» **TASK REQUIREMENTS**:
Quote every line as given.

···

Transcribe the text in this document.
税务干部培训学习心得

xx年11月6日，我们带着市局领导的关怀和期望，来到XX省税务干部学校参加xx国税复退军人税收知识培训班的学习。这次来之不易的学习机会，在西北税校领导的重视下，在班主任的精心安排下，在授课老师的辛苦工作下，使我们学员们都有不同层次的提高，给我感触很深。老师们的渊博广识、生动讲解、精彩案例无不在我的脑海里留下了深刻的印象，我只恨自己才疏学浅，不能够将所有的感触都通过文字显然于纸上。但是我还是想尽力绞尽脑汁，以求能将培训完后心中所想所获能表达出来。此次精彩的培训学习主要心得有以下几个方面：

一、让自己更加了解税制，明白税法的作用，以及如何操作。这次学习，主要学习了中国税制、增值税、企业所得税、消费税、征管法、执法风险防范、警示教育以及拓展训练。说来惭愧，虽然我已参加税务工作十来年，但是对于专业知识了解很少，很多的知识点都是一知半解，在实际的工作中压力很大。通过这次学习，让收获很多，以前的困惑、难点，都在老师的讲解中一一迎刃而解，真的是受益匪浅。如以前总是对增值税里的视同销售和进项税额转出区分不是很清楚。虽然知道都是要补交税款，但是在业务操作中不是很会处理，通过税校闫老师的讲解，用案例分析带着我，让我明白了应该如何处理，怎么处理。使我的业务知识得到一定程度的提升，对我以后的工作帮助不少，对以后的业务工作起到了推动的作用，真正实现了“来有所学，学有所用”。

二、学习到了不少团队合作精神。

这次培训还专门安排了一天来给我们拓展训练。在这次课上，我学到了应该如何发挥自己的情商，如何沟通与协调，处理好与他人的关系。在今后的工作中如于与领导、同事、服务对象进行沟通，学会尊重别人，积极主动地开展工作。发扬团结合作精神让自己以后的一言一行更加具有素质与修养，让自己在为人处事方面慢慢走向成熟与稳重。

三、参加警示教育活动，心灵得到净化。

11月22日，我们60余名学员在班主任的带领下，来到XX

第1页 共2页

···

» **RESPONSE TO THIS EXERCISE**:
Transcribe the text in this document.
税务干部培训学习心得

xx年11月6日，我们带着市局领导的关怀和期望，来到XX省税务干部学校参加xx国税复退军人税收知识培训班的学习。这次来之不易的学习机会，在西北税校领导的重视下，在班主任的精心安排下，在授课老师的辛苦工作下，使我们学员们都有不同层次的提高，给我感触很深。老师们的渊博广识、生动讲解、精彩案例无不在我的脑海里留下了深刻的印象，我只恨自己才疏学浅，不能够将所有的感触都通过文字显然于纸上。但是我还是想尽力绞尽脑汁，以求能将培训完后心中所想所获能表达出来。此次精彩的培训学习主要心得有以下几个方面：

一、让自己更加了解税制，明白税法的作用，以及如何操作。这次学习，主要学习了中国税制、增值税、企业所得税、消费税、征管法、执法风险防范、警示教育以及拓展训练。说来惭愧，虽然我已参加税务工作十来年，但是对于专业知识了解很少，很多的知识点都是一知半解，在实际的工作中压力很大。通过这次学习，让收获很多，以前的困惑、难点，都在老师的讲解中一一迎刃而解，真的是受益匪浅。如以前总是对增值税里的视同销售和进项税额转出区分不是很清楚。虽然知道都是要补交税款，但是在业务操作中不是很会处理，通过税校闫老师的讲解，用案例分析带着我，让我明白了应该如何处理，怎么处理。使我的业务知识得到一定程度的提升，对我以后的工作帮助不少，对以后的业务工作起到了推动的作用，真正实现了“来有所学，学有所用”。

二、学习到了不少团队合作精神。

这次培训还专门安排了一天来给我们拓展训练。在这次课上，我学到了应该如何发挥自己的情商，如何沟通与协调，处理好与他人的关系。在今后的工作中如于与领导、同事、服务对象进行沟通，学会尊重别人，积极主动地开展工作。发扬团结合作精神让自己以后的一言一行更加具有素质与修养，让自己在为人处事方面慢慢走向成熟与稳重。

三、参加警示教育活动，心灵得到净化。

11月22日，我们60余名学员在班主任的带领下，来到XX

第1页 共2页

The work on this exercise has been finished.